* start RECORD SET *

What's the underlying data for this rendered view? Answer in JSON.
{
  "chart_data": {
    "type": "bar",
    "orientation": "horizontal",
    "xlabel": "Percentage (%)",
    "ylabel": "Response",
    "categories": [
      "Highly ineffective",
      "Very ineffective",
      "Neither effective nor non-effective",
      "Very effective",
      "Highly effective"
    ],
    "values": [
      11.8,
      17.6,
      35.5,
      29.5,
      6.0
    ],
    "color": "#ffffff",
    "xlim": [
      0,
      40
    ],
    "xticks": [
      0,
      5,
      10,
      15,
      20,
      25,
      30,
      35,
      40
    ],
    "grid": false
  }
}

* end RECORD SET *

> **REQUIREMENTS**
Send back each record exactly as it stands.

> **ANSWER TO THE TASK**
What's the underlying data for this rendered view? Answer in JSON.
{
  "chart_data": {
    "type": "bar",
    "orientation": "horizontal",
    "xlabel": "Percentage (%)",
    "ylabel": "Response",
    "categories": [
      "Highly ineffective",
      "Very ineffective",
      "Neither effective nor non-effective",
      "Very effective",
      "Highly effective"
    ],
    "values": [
      11.8,
      17.6,
      35.5,
      29.5,
      6.0
    ],
    "color": "#ffffff",
    "xlim": [
      0,
      40
    ],
    "xticks": [
      0,
      5,
      10,
      15,
      20,
      25,
      30,
      35,
      40
    ],
    "grid": false
  }
}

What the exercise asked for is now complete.